====== INFORMATION SUPPLIED ======

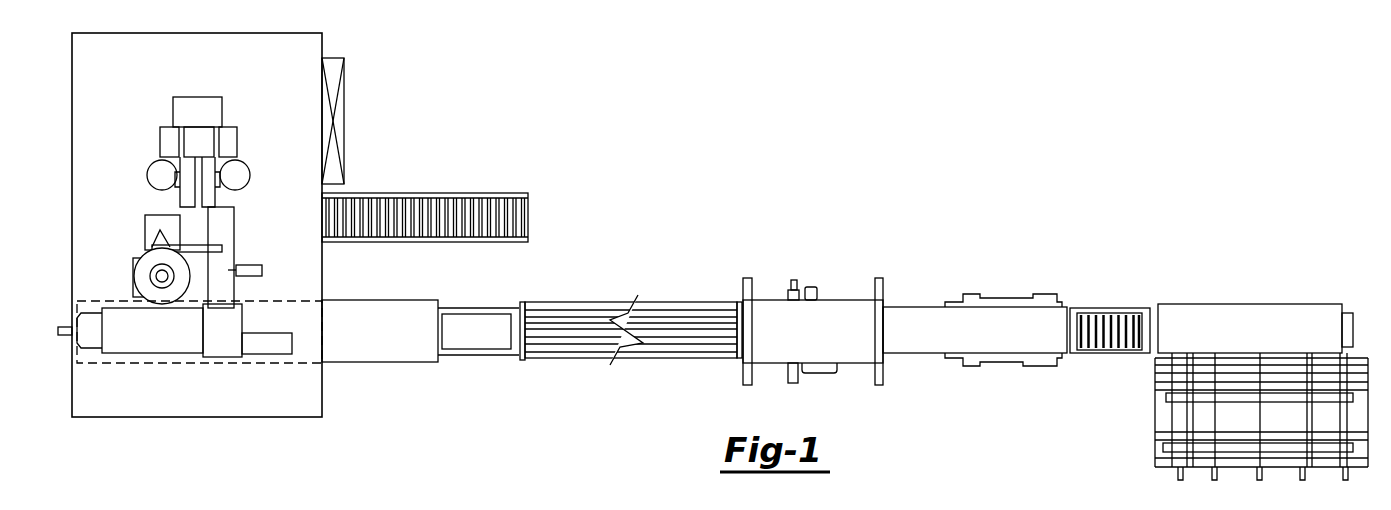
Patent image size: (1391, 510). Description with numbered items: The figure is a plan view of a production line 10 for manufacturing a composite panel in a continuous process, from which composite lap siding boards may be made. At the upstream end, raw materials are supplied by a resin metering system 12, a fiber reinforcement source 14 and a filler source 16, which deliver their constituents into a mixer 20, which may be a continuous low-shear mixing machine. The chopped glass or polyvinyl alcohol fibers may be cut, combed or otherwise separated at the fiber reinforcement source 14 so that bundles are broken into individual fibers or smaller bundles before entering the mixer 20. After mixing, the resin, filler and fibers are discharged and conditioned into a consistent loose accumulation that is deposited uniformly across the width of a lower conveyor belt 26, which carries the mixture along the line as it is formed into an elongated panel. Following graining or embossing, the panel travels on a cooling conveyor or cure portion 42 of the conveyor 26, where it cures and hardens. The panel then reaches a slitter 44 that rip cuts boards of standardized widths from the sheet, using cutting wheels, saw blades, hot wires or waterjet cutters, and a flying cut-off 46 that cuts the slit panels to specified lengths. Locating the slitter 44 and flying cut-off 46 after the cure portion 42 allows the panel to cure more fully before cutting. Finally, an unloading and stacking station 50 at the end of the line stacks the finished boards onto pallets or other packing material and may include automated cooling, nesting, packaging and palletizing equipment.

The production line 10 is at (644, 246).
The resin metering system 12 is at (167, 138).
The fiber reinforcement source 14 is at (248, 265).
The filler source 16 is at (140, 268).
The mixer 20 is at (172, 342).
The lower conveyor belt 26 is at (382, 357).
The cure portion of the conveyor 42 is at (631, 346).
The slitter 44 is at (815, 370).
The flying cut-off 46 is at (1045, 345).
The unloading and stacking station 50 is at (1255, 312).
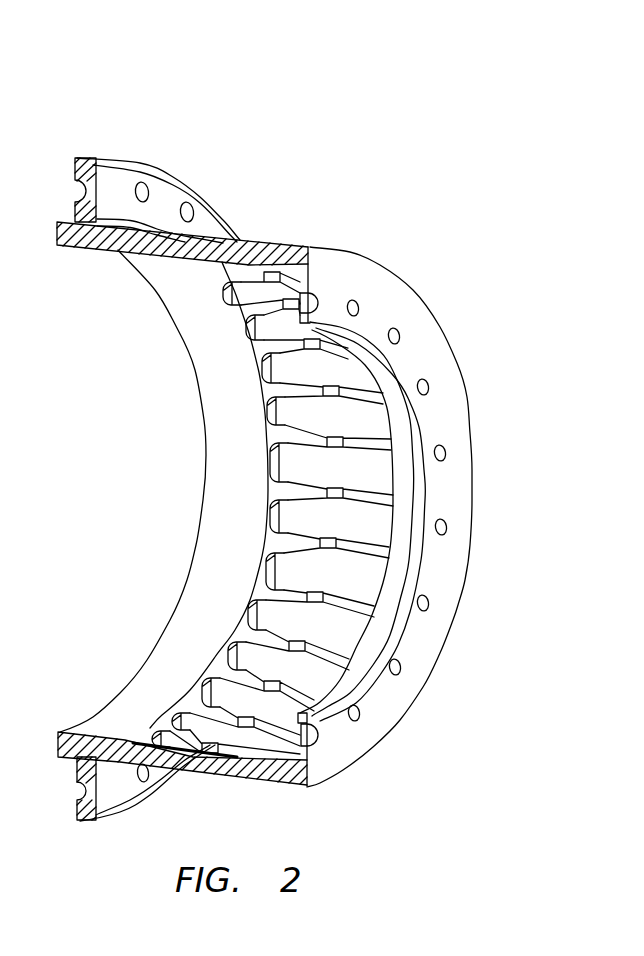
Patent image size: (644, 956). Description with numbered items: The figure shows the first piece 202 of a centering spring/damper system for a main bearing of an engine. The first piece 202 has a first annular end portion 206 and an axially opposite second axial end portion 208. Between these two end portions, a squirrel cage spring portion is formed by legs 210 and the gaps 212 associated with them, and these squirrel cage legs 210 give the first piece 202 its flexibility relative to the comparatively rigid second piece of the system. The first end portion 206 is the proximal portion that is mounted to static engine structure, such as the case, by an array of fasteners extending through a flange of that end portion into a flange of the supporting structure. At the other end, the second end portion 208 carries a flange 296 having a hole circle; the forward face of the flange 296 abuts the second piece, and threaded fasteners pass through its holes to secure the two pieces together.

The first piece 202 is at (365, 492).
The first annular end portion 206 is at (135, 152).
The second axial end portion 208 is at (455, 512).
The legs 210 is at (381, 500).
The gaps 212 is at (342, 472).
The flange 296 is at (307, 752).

======
====== INFORMATION SUPPLIED ======

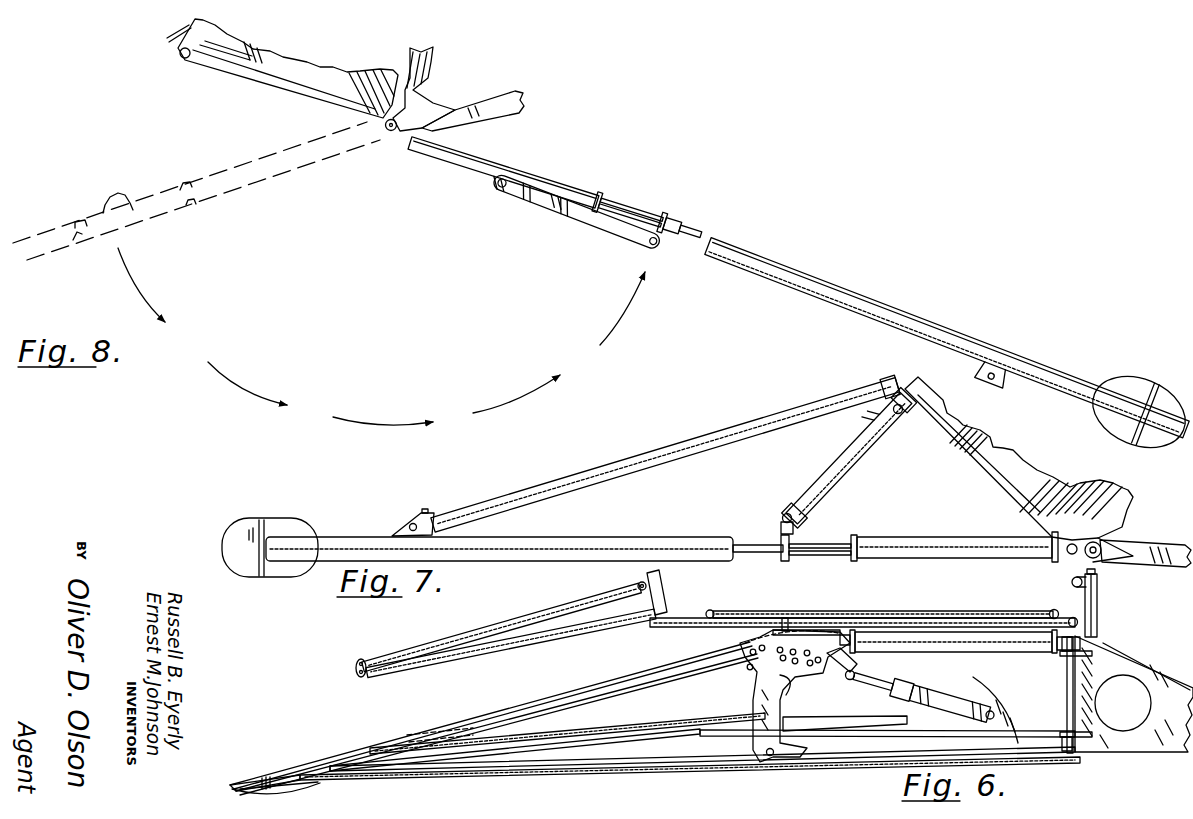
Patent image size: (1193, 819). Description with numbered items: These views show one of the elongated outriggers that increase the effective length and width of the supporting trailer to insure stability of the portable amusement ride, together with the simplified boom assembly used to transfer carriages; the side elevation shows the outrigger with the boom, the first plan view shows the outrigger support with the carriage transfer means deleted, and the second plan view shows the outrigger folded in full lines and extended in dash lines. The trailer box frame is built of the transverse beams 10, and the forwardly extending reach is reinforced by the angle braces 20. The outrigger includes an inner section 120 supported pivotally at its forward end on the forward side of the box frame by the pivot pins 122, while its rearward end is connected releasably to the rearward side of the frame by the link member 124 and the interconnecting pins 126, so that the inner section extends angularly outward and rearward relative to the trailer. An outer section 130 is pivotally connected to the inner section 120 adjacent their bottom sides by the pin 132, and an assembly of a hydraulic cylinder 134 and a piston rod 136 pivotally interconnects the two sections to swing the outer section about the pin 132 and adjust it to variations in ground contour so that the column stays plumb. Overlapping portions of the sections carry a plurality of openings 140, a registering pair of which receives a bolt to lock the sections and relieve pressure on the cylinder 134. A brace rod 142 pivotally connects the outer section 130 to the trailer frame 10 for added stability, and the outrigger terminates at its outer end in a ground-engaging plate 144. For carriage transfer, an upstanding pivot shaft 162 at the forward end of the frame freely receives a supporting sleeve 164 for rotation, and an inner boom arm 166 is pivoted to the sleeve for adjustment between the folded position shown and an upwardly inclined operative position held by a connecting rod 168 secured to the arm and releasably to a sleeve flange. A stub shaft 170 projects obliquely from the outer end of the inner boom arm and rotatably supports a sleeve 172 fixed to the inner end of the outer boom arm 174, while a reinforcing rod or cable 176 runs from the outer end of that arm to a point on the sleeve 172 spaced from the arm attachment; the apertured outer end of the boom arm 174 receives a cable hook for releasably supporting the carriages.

======

Swap "composite panel" for "composite board" in the entries, starting at the line containing "Patent image size: (1391, 510)." and ending at the line containing "The unloading and". Reproduce only those lines and leave everything else unchanged.

Patent image size: (1391, 510). Description with numbered items: The figure is a plan view of a production line 10 for manufacturing a composite board in a continuous process, from which composite lap siding boards may be made. At the upstream end, raw materials are supplied by a resin metering system 12, a fiber reinforcement source 14 and a filler source 16, which deliver their constituents into a mixer 20, which may be a continuous low-shear mixing machine. The chopped glass or polyvinyl alcohol fibers may be cut, combed or otherwise separated at the fiber reinforcement source 14 so that bundles are broken into individual fibers or smaller bundles before entering the mixer 20. After mixing, the resin, filler and fibers are discharged and conditioned into a consistent loose accumulation that is deposited uniformly across the width of a lower conveyor belt 26, which carries the mixture along the line as it is formed into an elongated panel. Following graining or embossing, the panel travels on a cooling conveyor or cure portion 42 of the conveyor 26, where it cures and hardens. The panel then reaches a slitter 44 that rip cuts boards of standardized widths from the sheet, using cutting wheels, saw blades, hot wires or waterjet cutters, and a flying cut-off 46 that cuts the slit panels to specified lengths. Locating the slitter 44 and flying cut-off 46 after the cure portion 42 allows the panel to cure more fully before cutting. Finally, an unloading and stacking station 50 at the end of the line stacks the finished boards onto pallets or other packing material and may include automated cooling, nesting, packaging and palletizing equipment.

The production line 10 is at (644, 246).
The resin metering system 12 is at (167, 138).
The fiber reinforcement source 14 is at (248, 265).
The filler source 16 is at (140, 268).
The mixer 20 is at (172, 342).
The lower conveyor belt 26 is at (382, 357).
The cure portion of the conveyor 42 is at (631, 346).
The slitter 44 is at (815, 370).
The flying cut-off 46 is at (1045, 345).
The unloading and stacking station 50 is at (1255, 312).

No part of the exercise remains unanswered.